YOUR GOAL >> The complete listing should be restated exactly.

RECORDED DATA >>
'''
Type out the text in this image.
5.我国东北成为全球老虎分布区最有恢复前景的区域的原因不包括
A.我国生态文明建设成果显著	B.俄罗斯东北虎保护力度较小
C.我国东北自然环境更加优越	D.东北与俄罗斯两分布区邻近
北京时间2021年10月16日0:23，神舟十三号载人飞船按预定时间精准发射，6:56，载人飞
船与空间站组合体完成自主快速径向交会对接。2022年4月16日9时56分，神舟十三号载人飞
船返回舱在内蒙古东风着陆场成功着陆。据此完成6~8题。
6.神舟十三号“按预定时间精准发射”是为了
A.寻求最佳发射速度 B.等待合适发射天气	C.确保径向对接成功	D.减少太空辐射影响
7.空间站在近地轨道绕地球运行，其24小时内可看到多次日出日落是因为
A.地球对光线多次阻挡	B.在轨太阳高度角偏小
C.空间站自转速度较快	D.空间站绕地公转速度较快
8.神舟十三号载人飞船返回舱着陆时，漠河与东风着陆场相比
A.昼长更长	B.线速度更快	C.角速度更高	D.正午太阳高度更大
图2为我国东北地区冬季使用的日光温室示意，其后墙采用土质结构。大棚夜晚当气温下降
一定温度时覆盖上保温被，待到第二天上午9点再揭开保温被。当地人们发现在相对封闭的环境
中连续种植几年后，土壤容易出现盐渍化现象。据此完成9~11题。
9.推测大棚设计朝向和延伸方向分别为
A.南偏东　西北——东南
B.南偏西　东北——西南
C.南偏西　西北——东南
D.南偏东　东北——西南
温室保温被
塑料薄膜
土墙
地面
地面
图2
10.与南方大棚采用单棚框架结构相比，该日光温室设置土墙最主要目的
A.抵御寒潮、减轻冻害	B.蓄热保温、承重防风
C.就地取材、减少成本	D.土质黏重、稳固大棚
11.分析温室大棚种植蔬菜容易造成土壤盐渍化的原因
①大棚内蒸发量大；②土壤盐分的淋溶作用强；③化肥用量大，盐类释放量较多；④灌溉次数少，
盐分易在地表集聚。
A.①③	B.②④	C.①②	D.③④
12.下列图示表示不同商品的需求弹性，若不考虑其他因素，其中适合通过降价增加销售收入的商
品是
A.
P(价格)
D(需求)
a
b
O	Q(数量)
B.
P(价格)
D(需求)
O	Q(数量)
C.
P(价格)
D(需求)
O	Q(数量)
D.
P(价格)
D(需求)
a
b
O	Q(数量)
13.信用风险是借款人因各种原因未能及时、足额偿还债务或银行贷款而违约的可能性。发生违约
'''
THE OUTPUT >>
Type out the text in this image.
5.我国东北成为全球老虎分布区最有恢复前景的区域的原因不包括
A.我国生态文明建设成果显著	B.俄罗斯东北虎保护力度较小
C.我国东北自然环境更加优越	D.东北与俄罗斯两分布区邻近
北京时间2021年10月16日0:23，神舟十三号载人飞船按预定时间精准发射，6:56，载人飞
船与空间站组合体完成自主快速径向交会对接。2022年4月16日9时56分，神舟十三号载人飞
船返回舱在内蒙古东风着陆场成功着陆。据此完成6~8题。
6.神舟十三号“按预定时间精准发射”是为了
A.寻求最佳发射速度 B.等待合适发射天气	C.确保径向对接成功	D.减少太空辐射影响
7.空间站在近地轨道绕地球运行，其24小时内可看到多次日出日落是因为
A.地球对光线多次阻挡	B.在轨太阳高度角偏小
C.空间站自转速度较快	D.空间站绕地公转速度较快
8.神舟十三号载人飞船返回舱着陆时，漠河与东风着陆场相比
A.昼长更长	B.线速度更快	C.角速度更高	D.正午太阳高度更大
图2为我国东北地区冬季使用的日光温室示意，其后墙采用土质结构。大棚夜晚当气温下降
一定温度时覆盖上保温被，待到第二天上午9点再揭开保温被。当地人们发现在相对封闭的环境
中连续种植几年后，土壤容易出现盐渍化现象。据此完成9~11题。
9.推测大棚设计朝向和延伸方向分别为
A.南偏东　西北——东南
B.南偏西　东北——西南
C.南偏西　西北——东南
D.南偏东　东北——西南
温室保温被
塑料薄膜
土墙
地面
地面
图2
10.与南方大棚采用单棚框架结构相比，该日光温室设置土墙最主要目的
A.抵御寒潮、减轻冻害	B.蓄热保温、承重防风
C.就地取材、减少成本	D.土质黏重、稳固大棚
11.分析温室大棚种植蔬菜容易造成土壤盐渍化的原因
①大棚内蒸发量大；②土壤盐分的淋溶作用强；③化肥用量大，盐类释放量较多；④灌溉次数少，
盐分易在地表集聚。
A.①③	B.②④	C.①②	D.③④
12.下列图示表示不同商品的需求弹性，若不考虑其他因素，其中适合通过降价增加销售收入的商
品是
A.
P(价格)
D(需求)
a
b
O	Q(数量)
B.
P(价格)
D(需求)
O	Q(数量)
C.
P(价格)
D(需求)
O	Q(数量)
D.
P(价格)
D(需求)
a
b
O	Q(数量)
13.信用风险是借款人因各种原因未能及时、足额偿还债务或银行贷款而违约的可能性。发生违约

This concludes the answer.